> SHORT TASK: Return all lines below containing the word "text".

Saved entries
»»

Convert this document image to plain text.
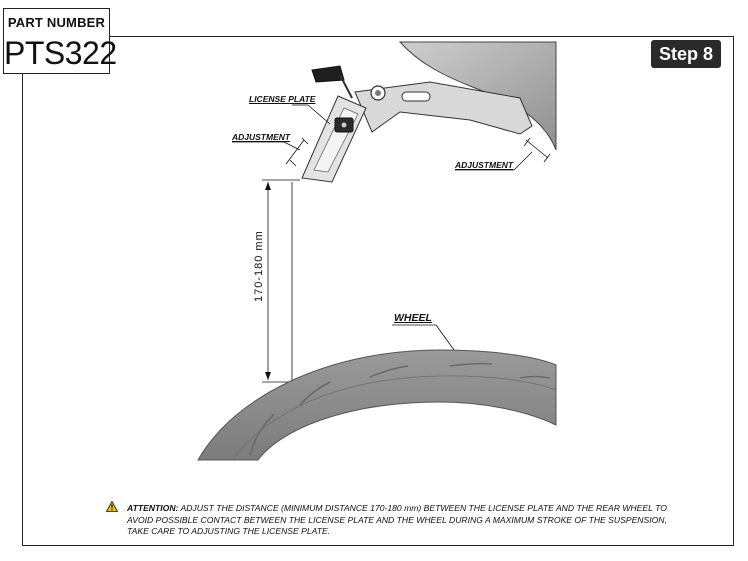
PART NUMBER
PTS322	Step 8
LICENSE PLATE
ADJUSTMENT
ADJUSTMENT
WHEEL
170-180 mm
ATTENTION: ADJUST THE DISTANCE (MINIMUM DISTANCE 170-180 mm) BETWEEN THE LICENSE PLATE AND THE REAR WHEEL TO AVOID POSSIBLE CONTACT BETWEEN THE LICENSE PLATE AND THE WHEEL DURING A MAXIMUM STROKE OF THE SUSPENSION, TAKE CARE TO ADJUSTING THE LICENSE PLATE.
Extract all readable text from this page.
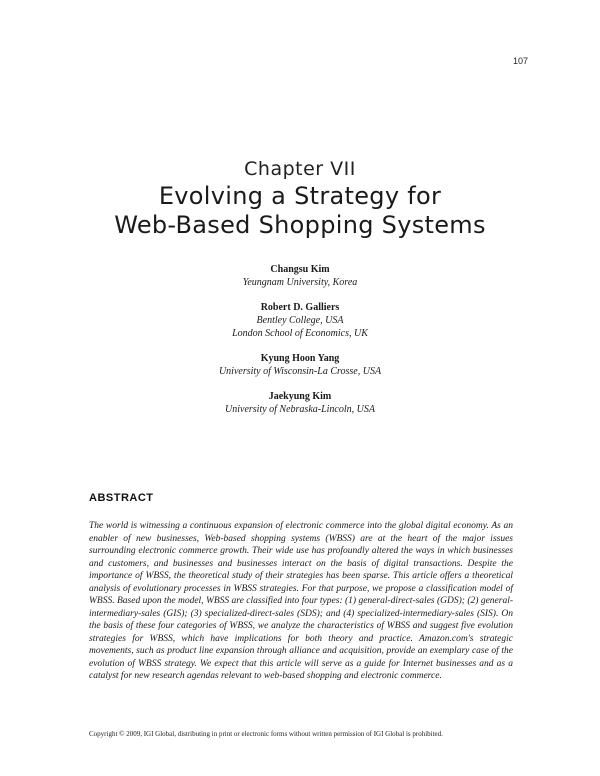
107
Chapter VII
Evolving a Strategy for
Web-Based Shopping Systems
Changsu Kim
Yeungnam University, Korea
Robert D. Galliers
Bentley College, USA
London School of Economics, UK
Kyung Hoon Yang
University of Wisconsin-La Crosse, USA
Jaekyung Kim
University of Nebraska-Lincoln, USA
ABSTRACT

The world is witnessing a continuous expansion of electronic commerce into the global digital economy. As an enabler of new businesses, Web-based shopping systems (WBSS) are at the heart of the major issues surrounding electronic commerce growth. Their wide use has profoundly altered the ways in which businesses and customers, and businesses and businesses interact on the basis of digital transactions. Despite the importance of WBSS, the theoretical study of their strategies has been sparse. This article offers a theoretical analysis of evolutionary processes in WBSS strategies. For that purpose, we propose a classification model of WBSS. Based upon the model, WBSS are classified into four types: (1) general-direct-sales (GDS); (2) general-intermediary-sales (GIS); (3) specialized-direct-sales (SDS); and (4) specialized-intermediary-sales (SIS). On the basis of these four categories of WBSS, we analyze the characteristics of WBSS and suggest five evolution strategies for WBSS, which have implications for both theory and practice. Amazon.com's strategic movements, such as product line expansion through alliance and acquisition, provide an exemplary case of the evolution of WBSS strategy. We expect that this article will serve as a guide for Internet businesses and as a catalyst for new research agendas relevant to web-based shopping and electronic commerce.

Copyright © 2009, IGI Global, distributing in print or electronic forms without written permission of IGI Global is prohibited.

««
»»

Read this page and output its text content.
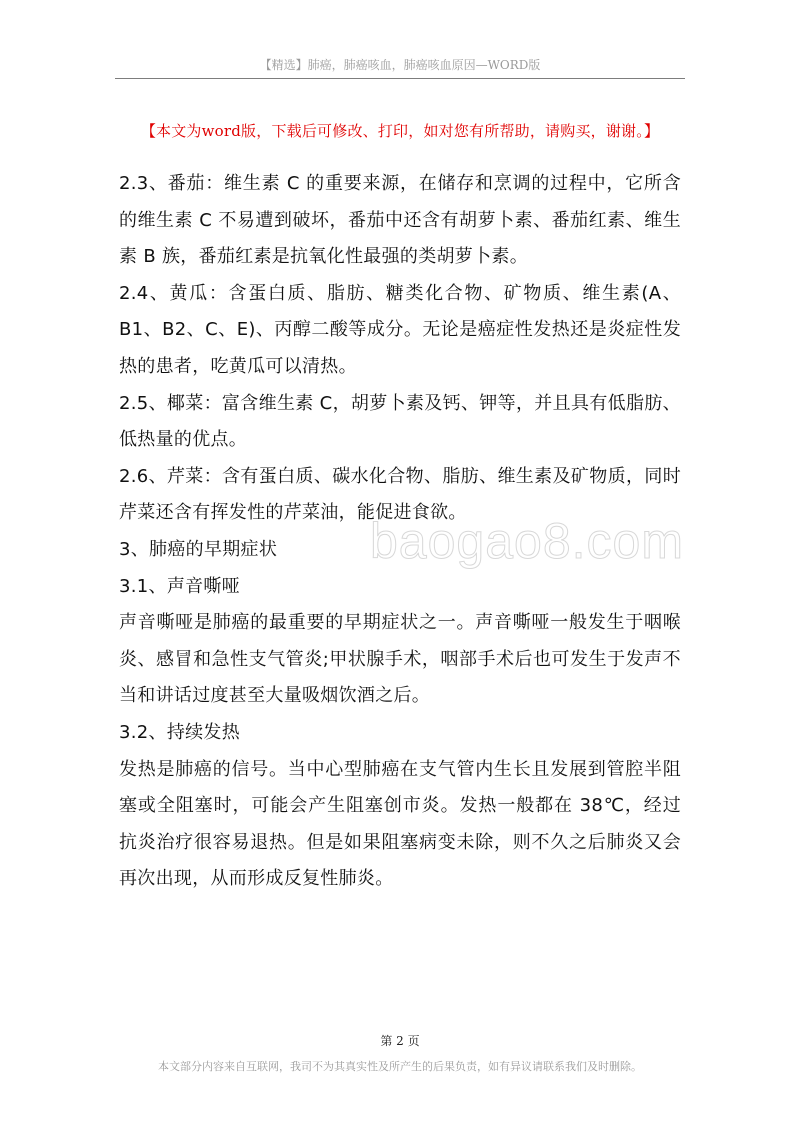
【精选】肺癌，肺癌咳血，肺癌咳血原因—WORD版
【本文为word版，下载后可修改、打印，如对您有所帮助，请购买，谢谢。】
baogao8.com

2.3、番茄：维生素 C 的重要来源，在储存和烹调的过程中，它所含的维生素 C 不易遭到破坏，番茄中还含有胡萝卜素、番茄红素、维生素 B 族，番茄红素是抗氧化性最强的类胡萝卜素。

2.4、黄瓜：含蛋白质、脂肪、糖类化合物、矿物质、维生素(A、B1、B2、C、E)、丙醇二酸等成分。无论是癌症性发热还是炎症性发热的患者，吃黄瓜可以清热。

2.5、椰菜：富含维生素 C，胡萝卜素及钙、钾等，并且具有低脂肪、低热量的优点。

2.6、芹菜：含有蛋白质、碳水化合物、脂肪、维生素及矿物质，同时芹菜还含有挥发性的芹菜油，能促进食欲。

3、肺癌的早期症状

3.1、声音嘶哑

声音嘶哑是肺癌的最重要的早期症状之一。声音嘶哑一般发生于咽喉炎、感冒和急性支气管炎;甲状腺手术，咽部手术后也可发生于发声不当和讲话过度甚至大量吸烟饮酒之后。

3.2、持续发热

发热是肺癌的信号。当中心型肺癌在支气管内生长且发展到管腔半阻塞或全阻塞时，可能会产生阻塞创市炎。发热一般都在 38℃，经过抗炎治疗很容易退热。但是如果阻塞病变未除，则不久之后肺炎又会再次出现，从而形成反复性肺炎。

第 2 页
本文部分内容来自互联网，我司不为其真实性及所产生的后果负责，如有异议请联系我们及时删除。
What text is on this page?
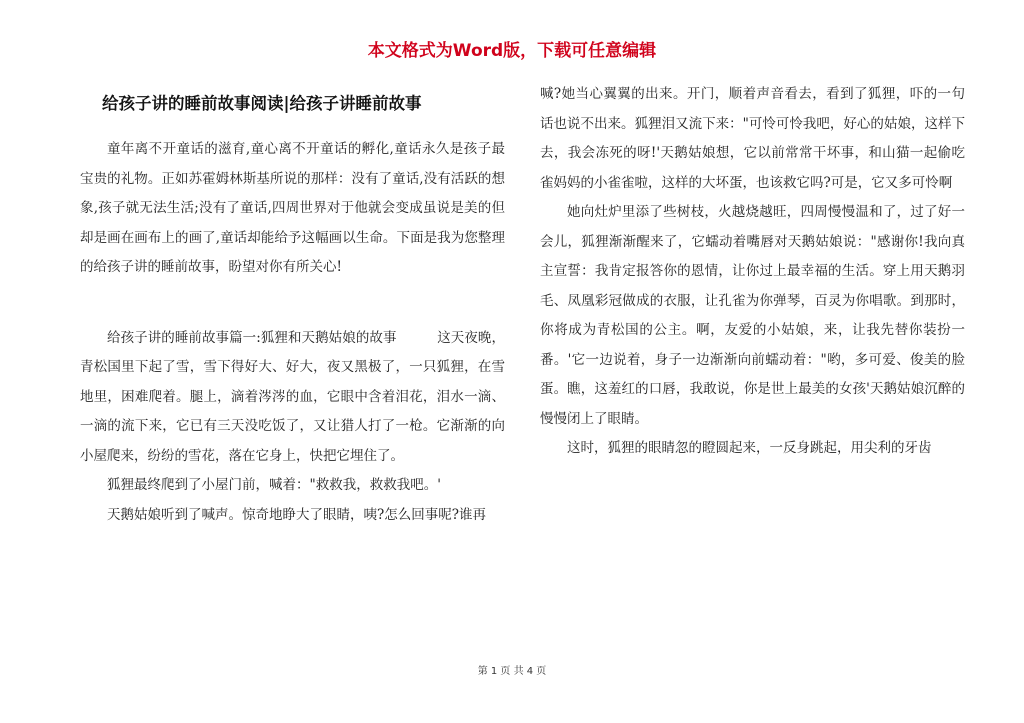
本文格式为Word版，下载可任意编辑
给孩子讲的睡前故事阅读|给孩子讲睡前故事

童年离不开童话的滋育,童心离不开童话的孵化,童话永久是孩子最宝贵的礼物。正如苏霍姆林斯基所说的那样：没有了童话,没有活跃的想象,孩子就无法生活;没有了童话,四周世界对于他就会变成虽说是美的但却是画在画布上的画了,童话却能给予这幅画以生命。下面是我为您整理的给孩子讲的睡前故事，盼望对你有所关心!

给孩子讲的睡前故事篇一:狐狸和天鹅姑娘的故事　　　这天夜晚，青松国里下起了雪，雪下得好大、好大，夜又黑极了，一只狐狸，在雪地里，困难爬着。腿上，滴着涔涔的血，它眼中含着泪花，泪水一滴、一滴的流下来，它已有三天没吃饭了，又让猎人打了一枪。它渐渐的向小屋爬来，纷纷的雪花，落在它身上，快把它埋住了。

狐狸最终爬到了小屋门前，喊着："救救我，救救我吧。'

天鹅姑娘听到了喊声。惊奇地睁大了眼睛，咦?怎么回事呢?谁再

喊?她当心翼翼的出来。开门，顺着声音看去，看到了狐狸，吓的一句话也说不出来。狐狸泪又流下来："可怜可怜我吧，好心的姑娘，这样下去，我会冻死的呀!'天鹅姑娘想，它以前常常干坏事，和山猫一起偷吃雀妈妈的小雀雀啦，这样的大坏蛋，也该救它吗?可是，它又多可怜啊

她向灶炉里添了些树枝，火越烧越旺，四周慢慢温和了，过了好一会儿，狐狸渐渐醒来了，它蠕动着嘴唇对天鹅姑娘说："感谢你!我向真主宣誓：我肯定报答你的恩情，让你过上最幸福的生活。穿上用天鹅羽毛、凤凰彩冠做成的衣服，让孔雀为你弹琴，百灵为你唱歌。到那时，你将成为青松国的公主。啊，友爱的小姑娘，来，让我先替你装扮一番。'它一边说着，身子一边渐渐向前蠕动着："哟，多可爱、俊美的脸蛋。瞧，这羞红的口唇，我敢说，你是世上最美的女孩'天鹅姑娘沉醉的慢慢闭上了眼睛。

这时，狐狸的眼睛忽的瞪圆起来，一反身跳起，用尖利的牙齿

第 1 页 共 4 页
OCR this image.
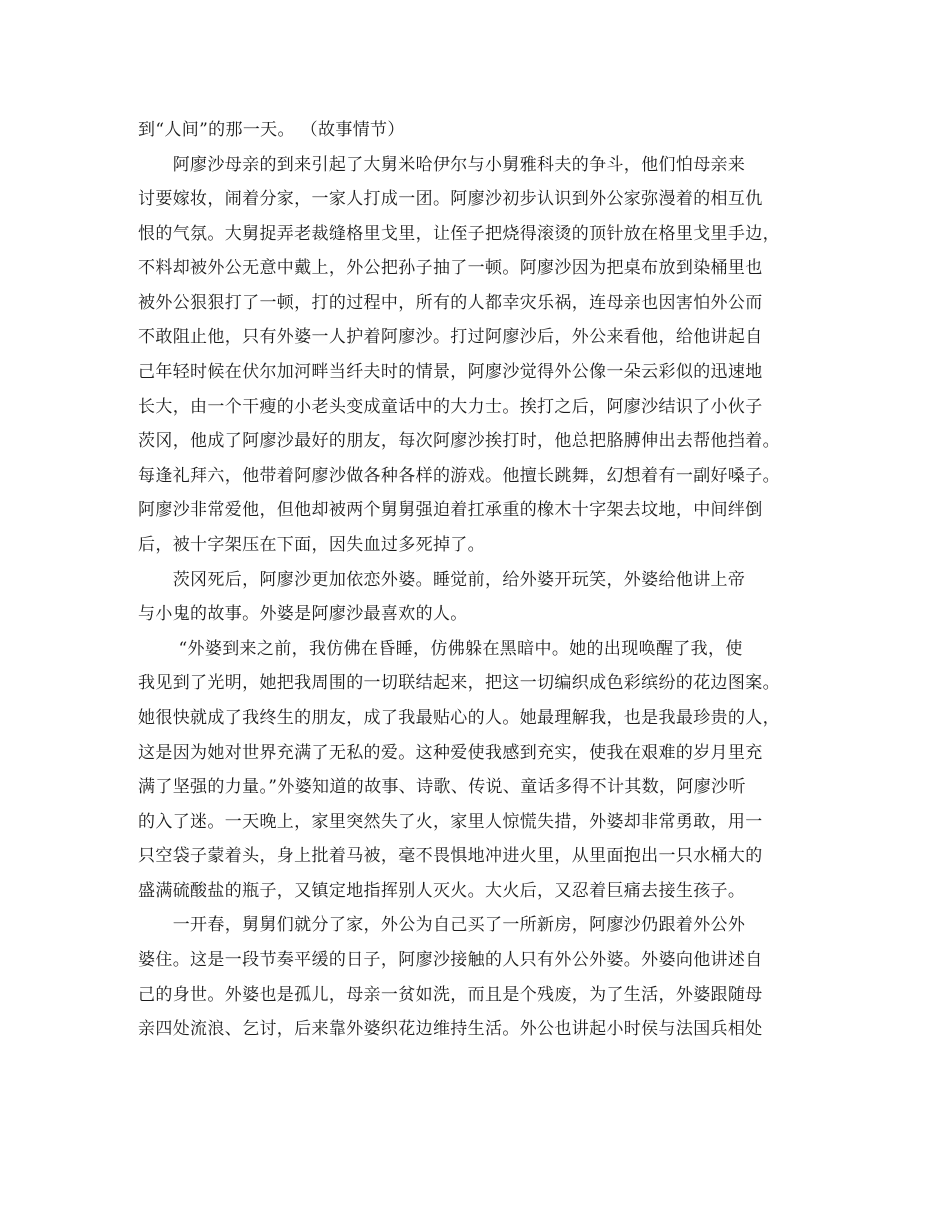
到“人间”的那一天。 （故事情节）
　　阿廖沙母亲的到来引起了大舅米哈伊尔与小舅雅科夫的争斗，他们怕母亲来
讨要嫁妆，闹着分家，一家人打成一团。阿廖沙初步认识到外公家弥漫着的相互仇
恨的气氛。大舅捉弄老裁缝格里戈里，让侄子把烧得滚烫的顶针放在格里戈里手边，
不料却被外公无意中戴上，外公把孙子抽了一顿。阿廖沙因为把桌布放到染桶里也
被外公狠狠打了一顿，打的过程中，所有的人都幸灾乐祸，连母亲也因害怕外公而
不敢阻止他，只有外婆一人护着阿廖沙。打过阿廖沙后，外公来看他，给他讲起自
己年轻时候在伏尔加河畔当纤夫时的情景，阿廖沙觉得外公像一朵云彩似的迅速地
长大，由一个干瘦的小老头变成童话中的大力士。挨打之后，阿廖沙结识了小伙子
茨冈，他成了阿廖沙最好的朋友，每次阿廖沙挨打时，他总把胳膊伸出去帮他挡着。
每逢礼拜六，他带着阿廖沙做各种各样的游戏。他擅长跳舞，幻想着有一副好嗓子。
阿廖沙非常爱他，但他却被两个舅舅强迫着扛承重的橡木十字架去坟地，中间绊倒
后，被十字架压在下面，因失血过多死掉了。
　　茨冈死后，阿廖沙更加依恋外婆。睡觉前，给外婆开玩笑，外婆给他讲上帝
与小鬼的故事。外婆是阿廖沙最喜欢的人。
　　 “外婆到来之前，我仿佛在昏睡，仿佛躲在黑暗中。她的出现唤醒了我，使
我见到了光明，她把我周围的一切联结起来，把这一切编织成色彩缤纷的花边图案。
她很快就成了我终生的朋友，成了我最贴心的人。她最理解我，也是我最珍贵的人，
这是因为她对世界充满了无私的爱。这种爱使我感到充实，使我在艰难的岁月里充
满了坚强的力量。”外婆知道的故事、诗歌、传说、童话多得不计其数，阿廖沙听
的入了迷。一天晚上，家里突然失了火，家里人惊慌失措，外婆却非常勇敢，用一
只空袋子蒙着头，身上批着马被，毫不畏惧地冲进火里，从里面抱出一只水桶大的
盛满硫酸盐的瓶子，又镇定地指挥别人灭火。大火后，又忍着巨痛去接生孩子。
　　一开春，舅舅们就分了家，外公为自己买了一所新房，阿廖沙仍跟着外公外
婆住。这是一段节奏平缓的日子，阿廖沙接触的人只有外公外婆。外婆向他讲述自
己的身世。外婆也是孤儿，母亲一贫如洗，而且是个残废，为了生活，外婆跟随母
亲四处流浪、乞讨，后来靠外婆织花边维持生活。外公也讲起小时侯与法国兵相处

««

> RESPONSE TO THE TASK:
Convert this document image to plain text.
Extract all readable text from this page.
Read this page and output its text content.
What text is on this page?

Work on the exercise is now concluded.